TO DO
Each record below needs to be written out exactly as it reads.

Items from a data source
******

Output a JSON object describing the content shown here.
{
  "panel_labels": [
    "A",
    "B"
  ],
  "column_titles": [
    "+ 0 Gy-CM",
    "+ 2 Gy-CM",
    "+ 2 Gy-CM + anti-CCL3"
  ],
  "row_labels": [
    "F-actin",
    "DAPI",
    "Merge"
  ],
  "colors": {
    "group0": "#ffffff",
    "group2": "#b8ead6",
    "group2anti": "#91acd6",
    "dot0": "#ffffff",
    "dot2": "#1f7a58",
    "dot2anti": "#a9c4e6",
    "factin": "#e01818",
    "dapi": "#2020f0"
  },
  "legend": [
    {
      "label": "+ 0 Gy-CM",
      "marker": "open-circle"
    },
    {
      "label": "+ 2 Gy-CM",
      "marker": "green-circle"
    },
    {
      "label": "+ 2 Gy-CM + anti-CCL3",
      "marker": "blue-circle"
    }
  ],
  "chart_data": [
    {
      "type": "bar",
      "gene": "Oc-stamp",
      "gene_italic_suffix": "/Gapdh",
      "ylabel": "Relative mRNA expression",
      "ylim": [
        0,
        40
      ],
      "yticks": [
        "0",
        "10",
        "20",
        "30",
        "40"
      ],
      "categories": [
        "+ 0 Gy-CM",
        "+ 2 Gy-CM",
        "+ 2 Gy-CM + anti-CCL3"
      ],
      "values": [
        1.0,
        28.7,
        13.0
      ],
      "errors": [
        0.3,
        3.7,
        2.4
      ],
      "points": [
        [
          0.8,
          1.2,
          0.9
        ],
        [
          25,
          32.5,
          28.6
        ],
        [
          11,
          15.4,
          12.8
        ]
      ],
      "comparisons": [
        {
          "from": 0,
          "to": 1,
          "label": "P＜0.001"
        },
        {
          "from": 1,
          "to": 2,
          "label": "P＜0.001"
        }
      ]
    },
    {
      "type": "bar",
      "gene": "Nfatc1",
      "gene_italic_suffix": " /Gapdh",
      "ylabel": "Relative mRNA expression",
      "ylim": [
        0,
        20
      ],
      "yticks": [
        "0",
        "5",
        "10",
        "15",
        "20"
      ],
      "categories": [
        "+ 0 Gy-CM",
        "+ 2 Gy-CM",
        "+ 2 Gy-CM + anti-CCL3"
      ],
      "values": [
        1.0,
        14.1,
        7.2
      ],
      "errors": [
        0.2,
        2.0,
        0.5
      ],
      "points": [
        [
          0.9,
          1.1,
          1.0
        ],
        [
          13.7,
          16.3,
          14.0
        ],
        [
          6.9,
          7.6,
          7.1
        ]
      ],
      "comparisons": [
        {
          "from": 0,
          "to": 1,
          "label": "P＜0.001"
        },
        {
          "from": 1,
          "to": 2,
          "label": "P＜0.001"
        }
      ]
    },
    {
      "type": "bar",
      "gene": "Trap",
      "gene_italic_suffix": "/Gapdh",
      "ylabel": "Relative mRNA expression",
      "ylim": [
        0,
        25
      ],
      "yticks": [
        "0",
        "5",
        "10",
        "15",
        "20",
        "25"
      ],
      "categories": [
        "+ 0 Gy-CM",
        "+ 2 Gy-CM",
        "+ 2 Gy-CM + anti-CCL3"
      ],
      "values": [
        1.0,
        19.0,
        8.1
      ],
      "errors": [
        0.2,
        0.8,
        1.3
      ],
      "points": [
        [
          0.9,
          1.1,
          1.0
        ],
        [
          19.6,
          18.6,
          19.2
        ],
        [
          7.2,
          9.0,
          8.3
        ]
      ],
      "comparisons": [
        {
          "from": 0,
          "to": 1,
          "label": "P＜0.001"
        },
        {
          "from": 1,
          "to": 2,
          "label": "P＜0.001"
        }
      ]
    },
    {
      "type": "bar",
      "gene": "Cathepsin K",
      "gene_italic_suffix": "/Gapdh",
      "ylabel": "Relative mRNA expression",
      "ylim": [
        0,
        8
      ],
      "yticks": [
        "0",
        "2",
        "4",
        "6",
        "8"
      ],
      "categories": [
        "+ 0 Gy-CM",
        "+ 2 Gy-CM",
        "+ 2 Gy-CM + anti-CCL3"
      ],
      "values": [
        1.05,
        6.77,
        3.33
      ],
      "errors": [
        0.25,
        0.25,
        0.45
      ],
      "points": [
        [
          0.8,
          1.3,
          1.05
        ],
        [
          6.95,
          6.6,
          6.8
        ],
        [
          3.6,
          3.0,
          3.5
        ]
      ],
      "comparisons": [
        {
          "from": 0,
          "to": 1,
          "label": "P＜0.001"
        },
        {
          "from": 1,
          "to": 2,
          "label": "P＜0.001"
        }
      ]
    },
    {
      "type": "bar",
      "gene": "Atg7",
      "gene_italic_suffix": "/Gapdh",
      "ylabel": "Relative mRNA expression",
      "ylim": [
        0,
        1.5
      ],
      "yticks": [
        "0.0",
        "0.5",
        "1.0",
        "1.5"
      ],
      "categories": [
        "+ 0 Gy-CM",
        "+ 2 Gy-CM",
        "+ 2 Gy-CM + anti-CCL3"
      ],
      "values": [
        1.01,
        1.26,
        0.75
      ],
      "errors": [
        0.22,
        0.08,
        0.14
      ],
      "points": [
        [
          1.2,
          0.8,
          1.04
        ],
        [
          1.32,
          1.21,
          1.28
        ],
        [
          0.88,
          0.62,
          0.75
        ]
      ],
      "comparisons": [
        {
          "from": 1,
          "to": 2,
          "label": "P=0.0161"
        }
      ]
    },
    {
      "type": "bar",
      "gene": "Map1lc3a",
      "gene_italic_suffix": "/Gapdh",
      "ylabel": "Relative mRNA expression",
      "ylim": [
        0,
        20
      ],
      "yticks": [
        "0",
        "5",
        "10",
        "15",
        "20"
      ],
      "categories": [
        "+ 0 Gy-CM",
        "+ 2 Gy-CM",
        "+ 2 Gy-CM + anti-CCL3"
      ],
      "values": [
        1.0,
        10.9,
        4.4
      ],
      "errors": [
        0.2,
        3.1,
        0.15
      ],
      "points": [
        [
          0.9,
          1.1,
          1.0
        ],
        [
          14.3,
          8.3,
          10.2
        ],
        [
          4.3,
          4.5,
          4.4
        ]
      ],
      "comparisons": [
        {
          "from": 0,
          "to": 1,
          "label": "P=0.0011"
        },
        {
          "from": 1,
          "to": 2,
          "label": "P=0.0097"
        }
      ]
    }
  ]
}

******

SOLUTION
Output a JSON object describing the content shown here.
{
  "panel_labels": [
    "A",
    "B"
  ],
  "column_titles": [
    "+ 0 Gy-CM",
    "+ 2 Gy-CM",
    "+ 2 Gy-CM + anti-CCL3"
  ],
  "row_labels": [
    "F-actin",
    "DAPI",
    "Merge"
  ],
  "colors": {
    "group0": "#ffffff",
    "group2": "#b8ead6",
    "group2anti": "#91acd6",
    "dot0": "#ffffff",
    "dot2": "#1f7a58",
    "dot2anti": "#a9c4e6",
    "factin": "#e01818",
    "dapi": "#2020f0"
  },
  "legend": [
    {
      "label": "+ 0 Gy-CM",
      "marker": "open-circle"
    },
    {
      "label": "+ 2 Gy-CM",
      "marker": "green-circle"
    },
    {
      "label": "+ 2 Gy-CM + anti-CCL3",
      "marker": "blue-circle"
    }
  ],
  "chart_data": [
    {
      "type": "bar",
      "gene": "Oc-stamp",
      "gene_italic_suffix": "/Gapdh",
      "ylabel": "Relative mRNA expression",
      "ylim": [
        0,
        40
      ],
      "yticks": [
        "0",
        "10",
        "20",
        "30",
        "40"
      ],
      "categories": [
        "+ 0 Gy-CM",
        "+ 2 Gy-CM",
        "+ 2 Gy-CM + anti-CCL3"
      ],
      "values": [
        1.0,
        28.7,
        13.0
      ],
      "errors": [
        0.3,
        3.7,
        2.4
      ],
      "points": [
        [
          0.8,
          1.2,
          0.9
        ],
        [
          25,
          32.5,
          28.6
        ],
        [
          11,
          15.4,
          12.8
        ]
      ],
      "comparisons": [
        {
          "from": 0,
          "to": 1,
          "label": "P＜0.001"
        },
        {
          "from": 1,
          "to": 2,
          "label": "P＜0.001"
        }
      ]
    },
    {
      "type": "bar",
      "gene": "Nfatc1",
      "gene_italic_suffix": " /Gapdh",
      "ylabel": "Relative mRNA expression",
      "ylim": [
        0,
        20
      ],
      "yticks": [
        "0",
        "5",
        "10",
        "15",
        "20"
      ],
      "categories": [
        "+ 0 Gy-CM",
        "+ 2 Gy-CM",
        "+ 2 Gy-CM + anti-CCL3"
      ],
      "values": [
        1.0,
        14.1,
        7.2
      ],
      "errors": [
        0.2,
        2.0,
        0.5
      ],
      "points": [
        [
          0.9,
          1.1,
          1.0
        ],
        [
          13.7,
          16.3,
          14.0
        ],
        [
          6.9,
          7.6,
          7.1
        ]
      ],
      "comparisons": [
        {
          "from": 0,
          "to": 1,
          "label": "P＜0.001"
        },
        {
          "from": 1,
          "to": 2,
          "label": "P＜0.001"
        }
      ]
    },
    {
      "type": "bar",
      "gene": "Trap",
      "gene_italic_suffix": "/Gapdh",
      "ylabel": "Relative mRNA expression",
      "ylim": [
        0,
        25
      ],
      "yticks": [
        "0",
        "5",
        "10",
        "15",
        "20",
        "25"
      ],
      "categories": [
        "+ 0 Gy-CM",
        "+ 2 Gy-CM",
        "+ 2 Gy-CM + anti-CCL3"
      ],
      "values": [
        1.0,
        19.0,
        8.1
      ],
      "errors": [
        0.2,
        0.8,
        1.3
      ],
      "points": [
        [
          0.9,
          1.1,
          1.0
        ],
        [
          19.6,
          18.6,
          19.2
        ],
        [
          7.2,
          9.0,
          8.3
        ]
      ],
      "comparisons": [
        {
          "from": 0,
          "to": 1,
          "label": "P＜0.001"
        },
        {
          "from": 1,
          "to": 2,
          "label": "P＜0.001"
        }
      ]
    },
    {
      "type": "bar",
      "gene": "Cathepsin K",
      "gene_italic_suffix": "/Gapdh",
      "ylabel": "Relative mRNA expression",
      "ylim": [
        0,
        8
      ],
      "yticks": [
        "0",
        "2",
        "4",
        "6",
        "8"
      ],
      "categories": [
        "+ 0 Gy-CM",
        "+ 2 Gy-CM",
        "+ 2 Gy-CM + anti-CCL3"
      ],
      "values": [
        1.05,
        6.77,
        3.33
      ],
      "errors": [
        0.25,
        0.25,
        0.45
      ],
      "points": [
        [
          0.8,
          1.3,
          1.05
        ],
        [
          6.95,
          6.6,
          6.8
        ],
        [
          3.6,
          3.0,
          3.5
        ]
      ],
      "comparisons": [
        {
          "from": 0,
          "to": 1,
          "label": "P＜0.001"
        },
        {
          "from": 1,
          "to": 2,
          "label": "P＜0.001"
        }
      ]
    },
    {
      "type": "bar",
      "gene": "Atg7",
      "gene_italic_suffix": "/Gapdh",
      "ylabel": "Relative mRNA expression",
      "ylim": [
        0,
        1.5
      ],
      "yticks": [
        "0.0",
        "0.5",
        "1.0",
        "1.5"
      ],
      "categories": [
        "+ 0 Gy-CM",
        "+ 2 Gy-CM",
        "+ 2 Gy-CM + anti-CCL3"
      ],
      "values": [
        1.01,
        1.26,
        0.75
      ],
      "errors": [
        0.22,
        0.08,
        0.14
      ],
      "points": [
        [
          1.2,
          0.8,
          1.04
        ],
        [
          1.32,
          1.21,
          1.28
        ],
        [
          0.88,
          0.62,
          0.75
        ]
      ],
      "comparisons": [
        {
          "from": 1,
          "to": 2,
          "label": "P=0.0161"
        }
      ]
    },
    {
      "type": "bar",
      "gene": "Map1lc3a",
      "gene_italic_suffix": "/Gapdh",
      "ylabel": "Relative mRNA expression",
      "ylim": [
        0,
        20
      ],
      "yticks": [
        "0",
        "5",
        "10",
        "15",
        "20"
      ],
      "categories": [
        "+ 0 Gy-CM",
        "+ 2 Gy-CM",
        "+ 2 Gy-CM + anti-CCL3"
      ],
      "values": [
        1.0,
        10.9,
        4.4
      ],
      "errors": [
        0.2,
        3.1,
        0.15
      ],
      "points": [
        [
          0.9,
          1.1,
          1.0
        ],
        [
          14.3,
          8.3,
          10.2
        ],
        [
          4.3,
          4.5,
          4.4
        ]
      ],
      "comparisons": [
        {
          "from": 0,
          "to": 1,
          "label": "P=0.0011"
        },
        {
          "from": 1,
          "to": 2,
          "label": "P=0.0097"
        }
      ]
    }
  ]
}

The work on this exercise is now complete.